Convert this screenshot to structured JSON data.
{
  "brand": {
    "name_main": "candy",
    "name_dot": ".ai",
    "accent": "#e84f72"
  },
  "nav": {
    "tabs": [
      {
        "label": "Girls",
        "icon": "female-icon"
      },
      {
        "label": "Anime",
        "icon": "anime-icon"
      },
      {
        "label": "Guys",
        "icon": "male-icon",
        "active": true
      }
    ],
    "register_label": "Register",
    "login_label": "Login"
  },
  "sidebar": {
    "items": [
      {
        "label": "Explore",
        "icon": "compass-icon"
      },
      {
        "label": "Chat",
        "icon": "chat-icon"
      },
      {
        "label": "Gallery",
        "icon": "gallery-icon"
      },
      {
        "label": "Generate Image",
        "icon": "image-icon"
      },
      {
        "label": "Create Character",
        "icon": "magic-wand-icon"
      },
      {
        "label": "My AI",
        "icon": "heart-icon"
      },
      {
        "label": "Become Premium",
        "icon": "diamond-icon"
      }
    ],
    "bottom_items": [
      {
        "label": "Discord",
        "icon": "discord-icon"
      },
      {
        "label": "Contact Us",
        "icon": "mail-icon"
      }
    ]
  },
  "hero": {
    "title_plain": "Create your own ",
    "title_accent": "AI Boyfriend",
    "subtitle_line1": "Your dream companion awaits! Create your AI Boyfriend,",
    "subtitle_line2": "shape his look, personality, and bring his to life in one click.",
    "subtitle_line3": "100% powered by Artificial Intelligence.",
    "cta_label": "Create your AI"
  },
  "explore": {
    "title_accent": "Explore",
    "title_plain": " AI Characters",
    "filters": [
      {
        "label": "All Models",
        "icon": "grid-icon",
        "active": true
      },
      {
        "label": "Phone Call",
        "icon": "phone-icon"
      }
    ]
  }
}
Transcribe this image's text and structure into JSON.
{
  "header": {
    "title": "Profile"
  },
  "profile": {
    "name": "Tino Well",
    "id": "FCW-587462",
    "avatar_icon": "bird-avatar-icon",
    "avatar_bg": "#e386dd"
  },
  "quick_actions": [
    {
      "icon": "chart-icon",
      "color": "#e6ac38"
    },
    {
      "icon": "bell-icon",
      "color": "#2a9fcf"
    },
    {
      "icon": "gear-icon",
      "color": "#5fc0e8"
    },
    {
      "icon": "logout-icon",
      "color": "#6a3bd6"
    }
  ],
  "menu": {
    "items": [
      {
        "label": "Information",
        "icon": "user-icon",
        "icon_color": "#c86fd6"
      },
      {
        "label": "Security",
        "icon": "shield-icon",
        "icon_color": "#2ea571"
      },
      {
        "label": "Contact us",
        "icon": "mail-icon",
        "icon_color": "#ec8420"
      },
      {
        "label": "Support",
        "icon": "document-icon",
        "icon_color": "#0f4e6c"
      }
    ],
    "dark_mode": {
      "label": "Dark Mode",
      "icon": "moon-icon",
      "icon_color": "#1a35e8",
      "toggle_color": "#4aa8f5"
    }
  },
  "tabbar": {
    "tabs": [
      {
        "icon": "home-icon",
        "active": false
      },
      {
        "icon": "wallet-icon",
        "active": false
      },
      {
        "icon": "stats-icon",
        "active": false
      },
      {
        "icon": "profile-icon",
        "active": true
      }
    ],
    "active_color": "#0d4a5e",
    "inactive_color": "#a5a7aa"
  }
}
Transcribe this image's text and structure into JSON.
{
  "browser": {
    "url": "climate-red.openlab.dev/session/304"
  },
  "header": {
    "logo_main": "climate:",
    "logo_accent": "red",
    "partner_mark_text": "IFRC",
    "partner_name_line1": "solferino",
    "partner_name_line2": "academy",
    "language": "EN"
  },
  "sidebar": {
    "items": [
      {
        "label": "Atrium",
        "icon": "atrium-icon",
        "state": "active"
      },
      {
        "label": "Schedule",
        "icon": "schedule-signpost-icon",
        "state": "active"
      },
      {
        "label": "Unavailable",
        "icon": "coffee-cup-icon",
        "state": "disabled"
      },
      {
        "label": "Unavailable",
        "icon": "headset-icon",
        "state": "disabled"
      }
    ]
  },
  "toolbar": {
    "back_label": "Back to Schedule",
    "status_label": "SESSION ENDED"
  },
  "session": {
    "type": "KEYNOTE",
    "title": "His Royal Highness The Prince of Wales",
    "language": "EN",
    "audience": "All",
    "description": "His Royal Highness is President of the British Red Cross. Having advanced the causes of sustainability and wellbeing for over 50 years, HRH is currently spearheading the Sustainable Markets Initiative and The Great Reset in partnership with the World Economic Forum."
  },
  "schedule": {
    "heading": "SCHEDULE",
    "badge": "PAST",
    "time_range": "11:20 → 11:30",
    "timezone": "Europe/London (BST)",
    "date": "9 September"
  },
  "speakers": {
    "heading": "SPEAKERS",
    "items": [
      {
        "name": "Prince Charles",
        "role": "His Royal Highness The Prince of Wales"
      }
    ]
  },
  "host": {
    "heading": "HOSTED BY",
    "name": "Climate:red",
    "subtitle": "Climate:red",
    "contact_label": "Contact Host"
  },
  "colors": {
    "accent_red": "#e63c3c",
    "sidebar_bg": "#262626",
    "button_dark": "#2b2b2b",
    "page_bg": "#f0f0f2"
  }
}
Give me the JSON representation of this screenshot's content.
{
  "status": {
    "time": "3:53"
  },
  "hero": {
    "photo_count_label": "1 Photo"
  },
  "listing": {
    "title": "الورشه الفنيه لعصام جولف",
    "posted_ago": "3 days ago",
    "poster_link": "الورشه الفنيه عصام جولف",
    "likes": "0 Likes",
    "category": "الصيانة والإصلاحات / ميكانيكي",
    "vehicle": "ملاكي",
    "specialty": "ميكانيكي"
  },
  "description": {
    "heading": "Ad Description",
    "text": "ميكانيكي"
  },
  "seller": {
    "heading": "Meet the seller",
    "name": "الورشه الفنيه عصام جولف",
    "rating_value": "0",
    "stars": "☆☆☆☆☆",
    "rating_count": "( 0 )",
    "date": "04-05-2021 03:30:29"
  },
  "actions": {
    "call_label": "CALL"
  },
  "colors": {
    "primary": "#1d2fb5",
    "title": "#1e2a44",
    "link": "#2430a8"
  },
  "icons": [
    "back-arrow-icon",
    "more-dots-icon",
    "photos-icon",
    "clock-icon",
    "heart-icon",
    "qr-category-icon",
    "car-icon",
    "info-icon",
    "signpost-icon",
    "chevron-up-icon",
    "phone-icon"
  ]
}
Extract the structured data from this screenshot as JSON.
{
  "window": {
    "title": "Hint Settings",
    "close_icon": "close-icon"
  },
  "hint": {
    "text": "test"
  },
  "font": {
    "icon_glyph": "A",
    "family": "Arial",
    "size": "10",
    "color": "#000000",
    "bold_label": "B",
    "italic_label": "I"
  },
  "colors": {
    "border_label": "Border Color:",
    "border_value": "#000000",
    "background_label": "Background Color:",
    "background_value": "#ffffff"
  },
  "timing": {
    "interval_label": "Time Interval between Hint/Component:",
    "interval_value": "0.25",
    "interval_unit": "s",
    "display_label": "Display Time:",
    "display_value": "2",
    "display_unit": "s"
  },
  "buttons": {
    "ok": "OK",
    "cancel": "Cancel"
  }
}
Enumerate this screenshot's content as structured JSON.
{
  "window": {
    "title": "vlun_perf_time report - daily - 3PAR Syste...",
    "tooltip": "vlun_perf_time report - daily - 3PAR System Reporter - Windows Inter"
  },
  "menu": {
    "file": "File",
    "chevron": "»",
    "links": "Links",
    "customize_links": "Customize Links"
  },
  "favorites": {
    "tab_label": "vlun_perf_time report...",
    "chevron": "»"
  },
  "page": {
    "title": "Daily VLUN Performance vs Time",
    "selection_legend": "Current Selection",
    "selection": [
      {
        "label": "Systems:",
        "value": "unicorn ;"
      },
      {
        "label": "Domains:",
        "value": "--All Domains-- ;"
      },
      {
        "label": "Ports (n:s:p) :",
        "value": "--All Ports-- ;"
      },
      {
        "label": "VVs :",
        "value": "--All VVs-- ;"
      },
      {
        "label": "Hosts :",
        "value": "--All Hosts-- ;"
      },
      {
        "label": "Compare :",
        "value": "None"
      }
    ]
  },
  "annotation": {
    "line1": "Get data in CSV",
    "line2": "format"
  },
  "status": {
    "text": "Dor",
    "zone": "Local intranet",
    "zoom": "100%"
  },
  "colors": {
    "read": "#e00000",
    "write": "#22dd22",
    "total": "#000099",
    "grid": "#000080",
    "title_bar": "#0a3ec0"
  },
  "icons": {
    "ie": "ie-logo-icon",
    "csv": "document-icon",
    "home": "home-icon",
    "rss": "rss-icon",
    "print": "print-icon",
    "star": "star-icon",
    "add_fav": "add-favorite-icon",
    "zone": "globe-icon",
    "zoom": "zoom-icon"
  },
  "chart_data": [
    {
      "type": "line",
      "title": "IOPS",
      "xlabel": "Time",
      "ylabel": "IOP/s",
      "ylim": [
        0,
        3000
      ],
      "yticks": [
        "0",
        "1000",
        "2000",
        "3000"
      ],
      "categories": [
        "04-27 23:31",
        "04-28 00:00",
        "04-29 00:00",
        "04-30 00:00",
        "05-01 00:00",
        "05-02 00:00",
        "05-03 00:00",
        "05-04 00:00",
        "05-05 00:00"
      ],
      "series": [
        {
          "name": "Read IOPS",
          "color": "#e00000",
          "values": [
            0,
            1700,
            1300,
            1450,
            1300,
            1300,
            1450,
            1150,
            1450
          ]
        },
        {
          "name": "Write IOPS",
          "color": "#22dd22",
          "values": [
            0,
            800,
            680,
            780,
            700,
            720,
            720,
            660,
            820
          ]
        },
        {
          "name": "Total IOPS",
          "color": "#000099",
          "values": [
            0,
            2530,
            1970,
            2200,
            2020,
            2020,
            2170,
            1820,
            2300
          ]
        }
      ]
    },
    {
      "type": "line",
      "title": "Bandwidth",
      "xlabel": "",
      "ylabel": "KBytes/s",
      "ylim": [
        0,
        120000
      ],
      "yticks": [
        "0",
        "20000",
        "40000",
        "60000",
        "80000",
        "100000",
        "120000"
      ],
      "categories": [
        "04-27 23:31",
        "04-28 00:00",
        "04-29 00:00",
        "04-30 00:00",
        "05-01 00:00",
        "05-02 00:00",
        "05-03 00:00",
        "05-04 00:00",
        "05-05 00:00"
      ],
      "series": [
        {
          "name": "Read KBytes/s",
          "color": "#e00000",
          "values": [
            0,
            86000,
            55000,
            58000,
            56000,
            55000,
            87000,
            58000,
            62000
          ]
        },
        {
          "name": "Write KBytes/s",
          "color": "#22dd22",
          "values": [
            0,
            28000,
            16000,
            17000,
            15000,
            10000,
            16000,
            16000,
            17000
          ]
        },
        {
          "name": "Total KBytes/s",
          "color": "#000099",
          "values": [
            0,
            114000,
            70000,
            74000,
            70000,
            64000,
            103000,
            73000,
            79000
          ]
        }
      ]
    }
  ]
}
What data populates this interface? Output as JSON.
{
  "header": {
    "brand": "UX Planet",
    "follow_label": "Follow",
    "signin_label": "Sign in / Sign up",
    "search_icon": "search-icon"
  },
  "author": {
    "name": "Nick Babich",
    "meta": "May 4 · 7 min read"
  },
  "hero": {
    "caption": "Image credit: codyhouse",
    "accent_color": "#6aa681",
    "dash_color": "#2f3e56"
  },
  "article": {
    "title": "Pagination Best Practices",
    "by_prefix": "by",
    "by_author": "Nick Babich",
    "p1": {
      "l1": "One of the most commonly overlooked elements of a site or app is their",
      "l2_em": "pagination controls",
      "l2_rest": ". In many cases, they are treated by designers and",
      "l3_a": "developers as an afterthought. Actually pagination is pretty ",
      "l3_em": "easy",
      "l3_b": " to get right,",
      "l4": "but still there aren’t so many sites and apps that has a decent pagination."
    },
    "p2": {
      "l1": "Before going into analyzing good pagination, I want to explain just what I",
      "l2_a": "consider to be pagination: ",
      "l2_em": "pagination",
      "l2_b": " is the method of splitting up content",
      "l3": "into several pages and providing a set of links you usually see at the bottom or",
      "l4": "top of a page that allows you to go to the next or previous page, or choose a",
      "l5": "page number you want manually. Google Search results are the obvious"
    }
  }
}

-- -- --

# CHALLENGE
Copy every line from the entries that contains the word "Highness".

# ANSWER FOR THIS EXERCISE
    "title": "His Royal Highness The Prince of Wales",
    "description": "His Royal Highness is President of the British Red Cross. Having advanced the causes of sustainability and wellbeing for over 50 years, HRH is currently spearheading the Sustainable Markets Initiative and The Great Reset in partnership with the World Economic Forum."
        "role": "His Royal Highness The Prince of Wales"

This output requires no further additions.